**WORK TO DO**
Collect all lines containing the word "Increase" from the data.

**DATASET CONTENT**
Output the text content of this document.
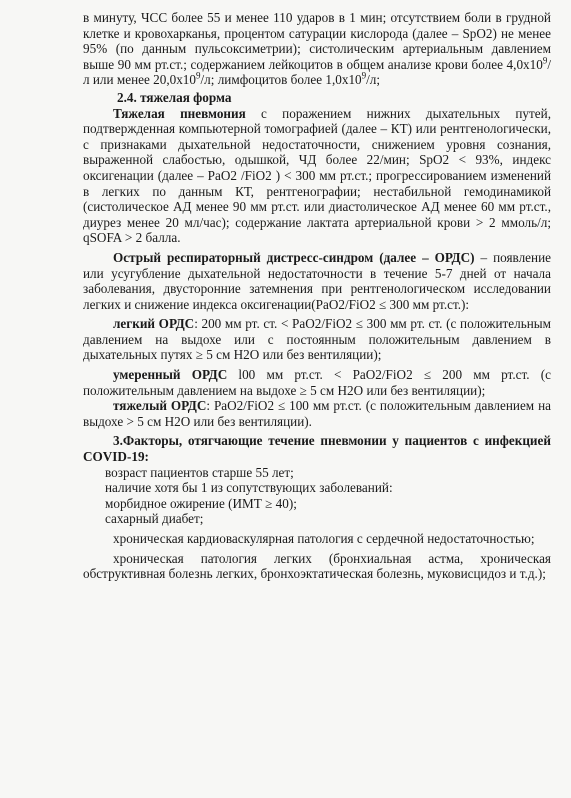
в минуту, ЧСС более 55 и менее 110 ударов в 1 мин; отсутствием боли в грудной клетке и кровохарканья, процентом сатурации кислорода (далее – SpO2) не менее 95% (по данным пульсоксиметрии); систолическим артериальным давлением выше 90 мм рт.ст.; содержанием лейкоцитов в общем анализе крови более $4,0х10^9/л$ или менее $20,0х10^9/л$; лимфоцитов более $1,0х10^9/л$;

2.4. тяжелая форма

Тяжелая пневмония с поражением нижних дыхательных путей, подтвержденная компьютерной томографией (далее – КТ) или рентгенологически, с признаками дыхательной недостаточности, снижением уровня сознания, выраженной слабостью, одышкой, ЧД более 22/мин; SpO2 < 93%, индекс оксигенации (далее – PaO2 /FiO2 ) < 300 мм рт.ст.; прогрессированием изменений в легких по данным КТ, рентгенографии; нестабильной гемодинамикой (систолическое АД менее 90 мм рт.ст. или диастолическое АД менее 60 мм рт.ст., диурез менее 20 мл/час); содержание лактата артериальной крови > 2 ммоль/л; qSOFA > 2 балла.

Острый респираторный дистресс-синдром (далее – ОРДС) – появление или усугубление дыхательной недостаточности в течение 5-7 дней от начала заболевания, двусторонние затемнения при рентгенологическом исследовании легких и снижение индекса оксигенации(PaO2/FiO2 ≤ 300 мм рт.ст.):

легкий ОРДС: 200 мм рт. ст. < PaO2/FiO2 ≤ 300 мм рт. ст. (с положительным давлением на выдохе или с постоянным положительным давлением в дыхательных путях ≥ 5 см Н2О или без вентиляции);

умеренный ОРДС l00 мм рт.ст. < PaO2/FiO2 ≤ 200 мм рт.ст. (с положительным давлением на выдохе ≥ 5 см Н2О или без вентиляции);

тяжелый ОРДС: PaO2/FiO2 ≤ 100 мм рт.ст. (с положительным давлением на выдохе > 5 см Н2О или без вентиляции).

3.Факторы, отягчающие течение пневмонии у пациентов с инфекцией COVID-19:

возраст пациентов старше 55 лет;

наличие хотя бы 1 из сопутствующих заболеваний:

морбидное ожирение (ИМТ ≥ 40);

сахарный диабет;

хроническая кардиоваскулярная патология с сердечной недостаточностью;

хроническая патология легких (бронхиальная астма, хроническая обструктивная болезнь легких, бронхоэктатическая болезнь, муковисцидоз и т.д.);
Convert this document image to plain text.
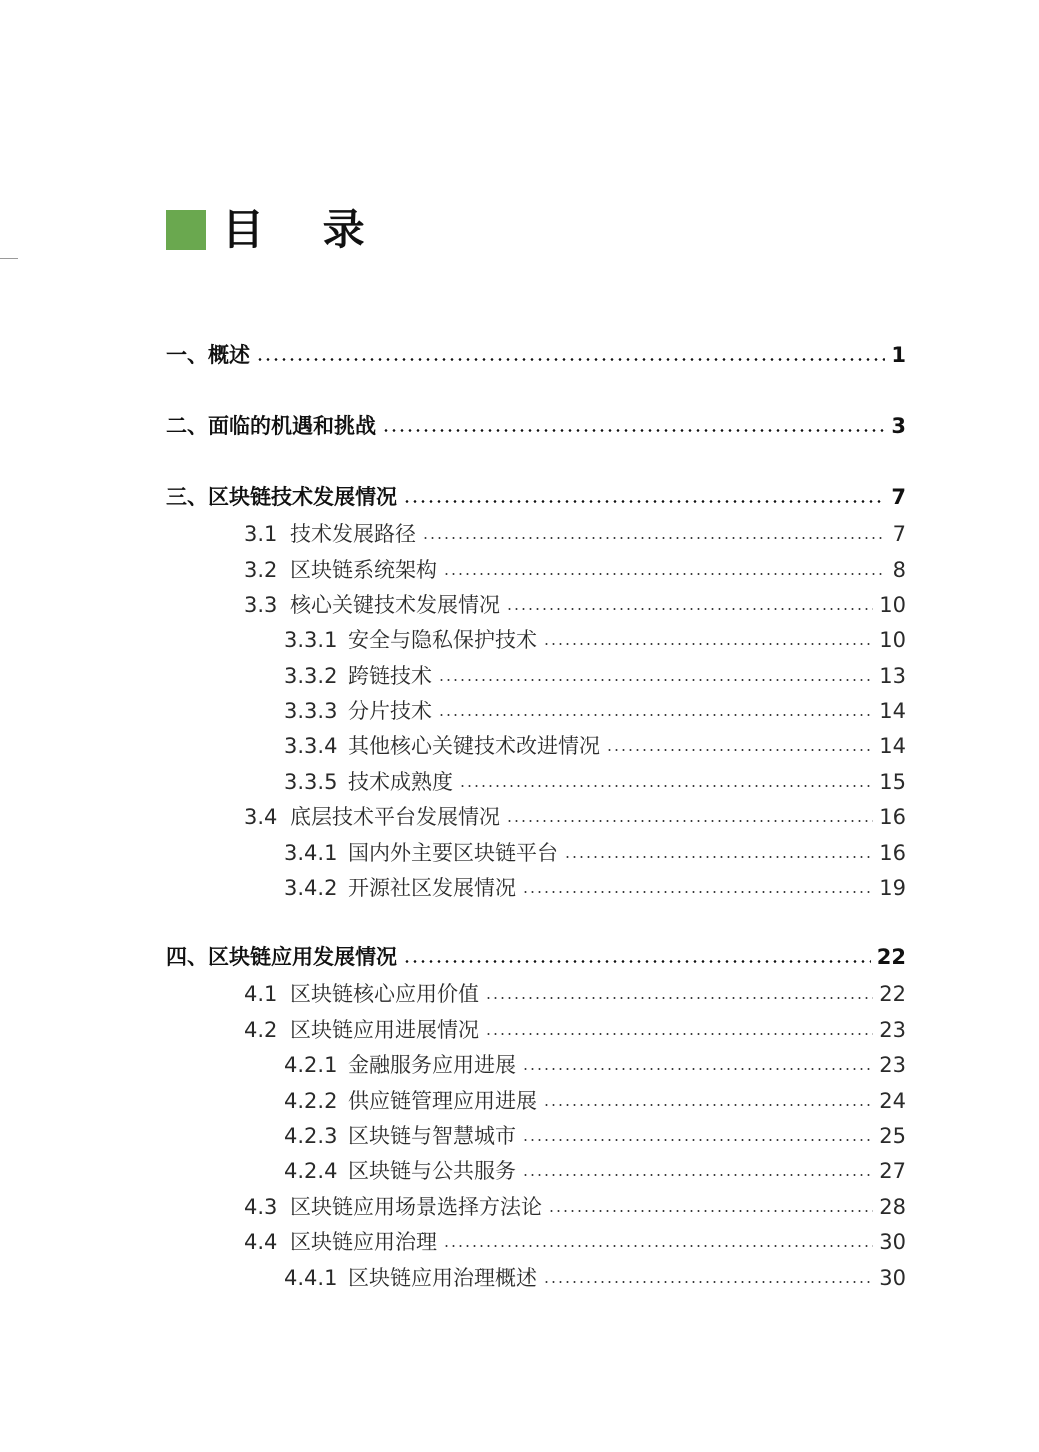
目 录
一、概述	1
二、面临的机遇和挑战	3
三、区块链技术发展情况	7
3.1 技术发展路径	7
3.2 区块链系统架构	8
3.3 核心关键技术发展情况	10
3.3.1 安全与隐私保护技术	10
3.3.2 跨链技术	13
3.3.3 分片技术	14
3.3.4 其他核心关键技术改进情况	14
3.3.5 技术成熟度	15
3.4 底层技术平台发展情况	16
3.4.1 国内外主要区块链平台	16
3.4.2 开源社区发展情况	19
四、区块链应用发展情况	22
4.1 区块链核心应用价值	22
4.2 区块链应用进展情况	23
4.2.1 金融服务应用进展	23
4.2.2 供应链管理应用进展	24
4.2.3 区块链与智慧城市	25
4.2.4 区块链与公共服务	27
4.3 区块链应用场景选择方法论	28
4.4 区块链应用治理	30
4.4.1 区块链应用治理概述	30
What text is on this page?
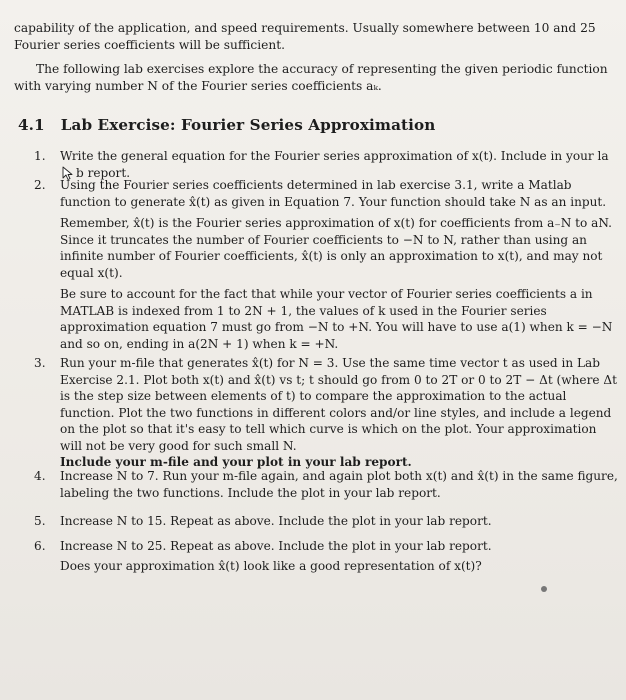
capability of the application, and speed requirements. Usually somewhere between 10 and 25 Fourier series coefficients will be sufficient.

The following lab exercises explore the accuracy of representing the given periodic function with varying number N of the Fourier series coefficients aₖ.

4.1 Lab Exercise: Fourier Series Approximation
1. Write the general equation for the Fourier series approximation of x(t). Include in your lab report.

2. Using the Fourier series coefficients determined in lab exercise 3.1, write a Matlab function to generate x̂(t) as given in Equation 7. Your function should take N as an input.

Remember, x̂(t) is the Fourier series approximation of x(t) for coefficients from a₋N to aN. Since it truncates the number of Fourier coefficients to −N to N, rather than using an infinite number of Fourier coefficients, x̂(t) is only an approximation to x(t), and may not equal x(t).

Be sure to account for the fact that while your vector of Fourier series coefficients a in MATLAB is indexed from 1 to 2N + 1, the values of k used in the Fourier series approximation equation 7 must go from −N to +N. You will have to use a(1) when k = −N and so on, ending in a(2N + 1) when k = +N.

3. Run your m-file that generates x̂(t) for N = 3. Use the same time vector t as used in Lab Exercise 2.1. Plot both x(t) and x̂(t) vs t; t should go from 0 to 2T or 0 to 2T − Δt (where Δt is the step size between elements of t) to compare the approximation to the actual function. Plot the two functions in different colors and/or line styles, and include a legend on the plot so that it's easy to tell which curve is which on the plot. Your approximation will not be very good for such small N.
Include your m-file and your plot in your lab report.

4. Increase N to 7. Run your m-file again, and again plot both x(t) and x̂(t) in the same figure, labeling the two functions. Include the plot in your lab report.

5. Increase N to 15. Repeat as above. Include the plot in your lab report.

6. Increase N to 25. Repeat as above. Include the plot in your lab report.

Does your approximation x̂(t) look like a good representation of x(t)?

**OUTPUT FOR THIS TASK**
4. Increase N to 7. Run your m-file again, and again plot both x(t) and x̂(t) in the same figure, labeling the two functions. Include the plot in your lab report.
5. Increase N to 15. Repeat as above. Include the plot in your lab report.
6. Increase N to 25. Repeat as above. Include the plot in your lab report.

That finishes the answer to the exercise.